**Task directions**: Pick out the lines below that include the string "color".

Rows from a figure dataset
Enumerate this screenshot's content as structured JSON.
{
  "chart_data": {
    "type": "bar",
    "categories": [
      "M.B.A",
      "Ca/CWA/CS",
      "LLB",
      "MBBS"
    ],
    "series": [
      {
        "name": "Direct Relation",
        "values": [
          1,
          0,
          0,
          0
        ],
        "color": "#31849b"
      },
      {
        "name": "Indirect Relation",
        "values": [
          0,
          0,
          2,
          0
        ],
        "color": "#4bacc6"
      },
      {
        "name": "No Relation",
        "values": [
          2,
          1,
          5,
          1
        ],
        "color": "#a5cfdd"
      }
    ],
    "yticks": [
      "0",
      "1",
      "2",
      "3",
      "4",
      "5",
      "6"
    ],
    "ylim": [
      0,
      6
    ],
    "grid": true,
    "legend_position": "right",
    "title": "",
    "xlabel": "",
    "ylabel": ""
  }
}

**Task result**:
        "color": "#31849b"
        "color": "#4bacc6"
        "color": "#a5cfdd"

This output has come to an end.